● **What you should do**: Leave out the pictures and copy everything else in the entries exactly.

** Begin Records shown **

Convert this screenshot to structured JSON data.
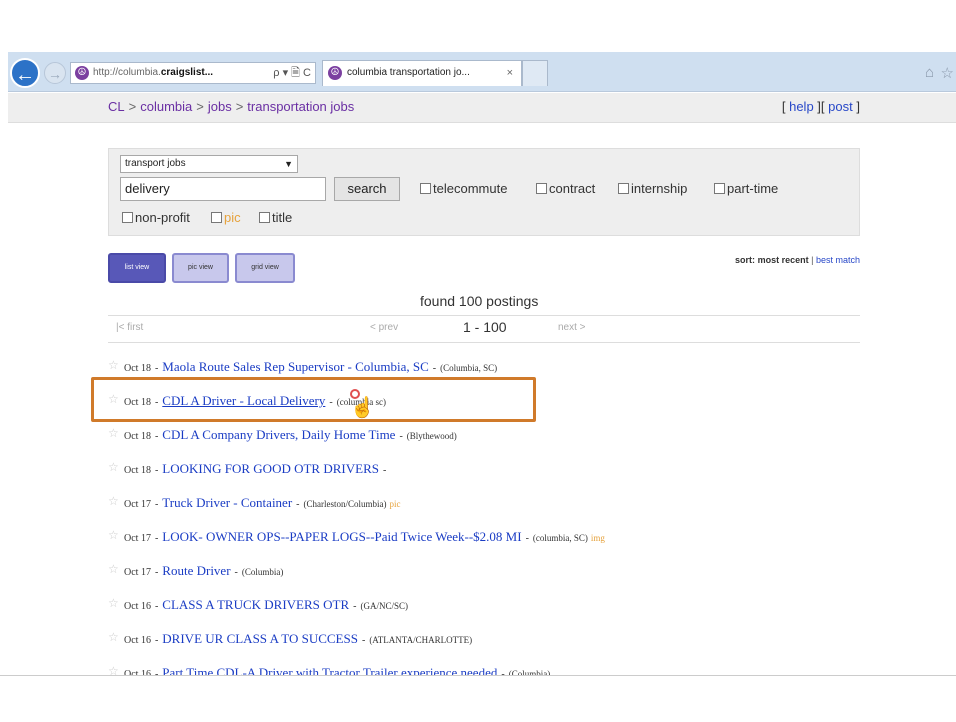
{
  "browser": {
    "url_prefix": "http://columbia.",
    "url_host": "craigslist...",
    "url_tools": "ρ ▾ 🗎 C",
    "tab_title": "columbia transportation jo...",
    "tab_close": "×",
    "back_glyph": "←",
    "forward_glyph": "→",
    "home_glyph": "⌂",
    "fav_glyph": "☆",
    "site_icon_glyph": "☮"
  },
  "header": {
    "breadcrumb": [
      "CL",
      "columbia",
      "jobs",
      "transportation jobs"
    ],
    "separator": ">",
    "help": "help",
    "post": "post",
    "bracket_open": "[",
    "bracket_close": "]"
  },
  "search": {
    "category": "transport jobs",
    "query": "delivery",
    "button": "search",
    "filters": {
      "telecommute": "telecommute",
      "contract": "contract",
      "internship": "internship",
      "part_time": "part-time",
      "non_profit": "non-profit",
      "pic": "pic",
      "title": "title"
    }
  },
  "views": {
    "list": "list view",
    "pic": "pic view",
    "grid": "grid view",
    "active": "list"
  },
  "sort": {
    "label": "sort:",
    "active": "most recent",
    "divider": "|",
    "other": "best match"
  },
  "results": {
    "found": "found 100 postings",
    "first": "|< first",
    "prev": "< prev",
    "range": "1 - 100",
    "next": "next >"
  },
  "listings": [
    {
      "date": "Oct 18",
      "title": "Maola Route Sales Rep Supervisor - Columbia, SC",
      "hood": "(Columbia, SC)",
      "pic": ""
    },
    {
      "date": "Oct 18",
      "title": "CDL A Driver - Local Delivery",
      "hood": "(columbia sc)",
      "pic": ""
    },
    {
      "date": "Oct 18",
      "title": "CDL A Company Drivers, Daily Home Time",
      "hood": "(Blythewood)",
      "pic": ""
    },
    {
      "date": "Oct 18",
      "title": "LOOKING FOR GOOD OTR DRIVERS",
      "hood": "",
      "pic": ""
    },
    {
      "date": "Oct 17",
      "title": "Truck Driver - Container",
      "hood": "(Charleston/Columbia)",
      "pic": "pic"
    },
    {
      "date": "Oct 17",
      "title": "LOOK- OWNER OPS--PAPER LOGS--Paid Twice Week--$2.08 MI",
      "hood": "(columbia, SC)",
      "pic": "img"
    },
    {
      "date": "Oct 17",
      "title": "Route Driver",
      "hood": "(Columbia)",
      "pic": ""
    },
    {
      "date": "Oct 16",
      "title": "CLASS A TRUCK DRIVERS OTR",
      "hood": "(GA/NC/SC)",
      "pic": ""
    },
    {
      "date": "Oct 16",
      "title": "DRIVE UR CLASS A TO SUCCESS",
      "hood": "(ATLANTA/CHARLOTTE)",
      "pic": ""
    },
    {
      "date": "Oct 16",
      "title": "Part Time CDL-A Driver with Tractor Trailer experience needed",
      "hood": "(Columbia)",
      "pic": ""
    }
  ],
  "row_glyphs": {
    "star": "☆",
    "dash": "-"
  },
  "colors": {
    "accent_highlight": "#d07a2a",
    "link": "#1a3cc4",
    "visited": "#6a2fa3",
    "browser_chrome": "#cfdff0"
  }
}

** End Records shown **

● **Exercise solution**:
Convert this screenshot to structured JSON data.
{
  "browser": {
    "url_prefix": "http://columbia.",
    "url_host": "craigslist...",
    "url_tools": "ρ ▾ 🗎 C",
    "tab_title": "columbia transportation jo...",
    "tab_close": "×",
    "back_glyph": "←",
    "forward_glyph": "→",
    "home_glyph": "⌂",
    "fav_glyph": "☆",
    "site_icon_glyph": "☮"
  },
  "header": {
    "breadcrumb": [
      "CL",
      "columbia",
      "jobs",
      "transportation jobs"
    ],
    "separator": ">",
    "help": "help",
    "post": "post",
    "bracket_open": "[",
    "bracket_close": "]"
  },
  "search": {
    "category": "transport jobs",
    "query": "delivery",
    "button": "search",
    "filters": {
      "telecommute": "telecommute",
      "contract": "contract",
      "internship": "internship",
      "part_time": "part-time",
      "non_profit": "non-profit",
      "pic": "pic",
      "title": "title"
    }
  },
  "views": {
    "list": "list view",
    "pic": "pic view",
    "grid": "grid view",
    "active": "list"
  },
  "sort": {
    "label": "sort:",
    "active": "most recent",
    "divider": "|",
    "other": "best match"
  },
  "results": {
    "found": "found 100 postings",
    "first": "|< first",
    "prev": "< prev",
    "range": "1 - 100",
    "next": "next >"
  },
  "listings": [
    {
      "date": "Oct 18",
      "title": "Maola Route Sales Rep Supervisor - Columbia, SC",
      "hood": "(Columbia, SC)",
      "pic": ""
    },
    {
      "date": "Oct 18",
      "title": "CDL A Driver - Local Delivery",
      "hood": "(columbia sc)",
      "pic": ""
    },
    {
      "date": "Oct 18",
      "title": "CDL A Company Drivers, Daily Home Time",
      "hood": "(Blythewood)",
      "pic": ""
    },
    {
      "date": "Oct 18",
      "title": "LOOKING FOR GOOD OTR DRIVERS",
      "hood": "",
      "pic": ""
    },
    {
      "date": "Oct 17",
      "title": "Truck Driver - Container",
      "hood": "(Charleston/Columbia)",
      "pic": "pic"
    },
    {
      "date": "Oct 17",
      "title": "LOOK- OWNER OPS--PAPER LOGS--Paid Twice Week--$2.08 MI",
      "hood": "(columbia, SC)",
      "pic": "img"
    },
    {
      "date": "Oct 17",
      "title": "Route Driver",
      "hood": "(Columbia)",
      "pic": ""
    },
    {
      "date": "Oct 16",
      "title": "CLASS A TRUCK DRIVERS OTR",
      "hood": "(GA/NC/SC)",
      "pic": ""
    },
    {
      "date": "Oct 16",
      "title": "DRIVE UR CLASS A TO SUCCESS",
      "hood": "(ATLANTA/CHARLOTTE)",
      "pic": ""
    },
    {
      "date": "Oct 16",
      "title": "Part Time CDL-A Driver with Tractor Trailer experience needed",
      "hood": "(Columbia)",
      "pic": ""
    }
  ],
  "row_glyphs": {
    "star": "☆",
    "dash": "-"
  },
  "colors": {
    "accent_highlight": "#d07a2a",
    "link": "#1a3cc4",
    "visited": "#6a2fa3",
    "browser_chrome": "#cfdff0"
  }
}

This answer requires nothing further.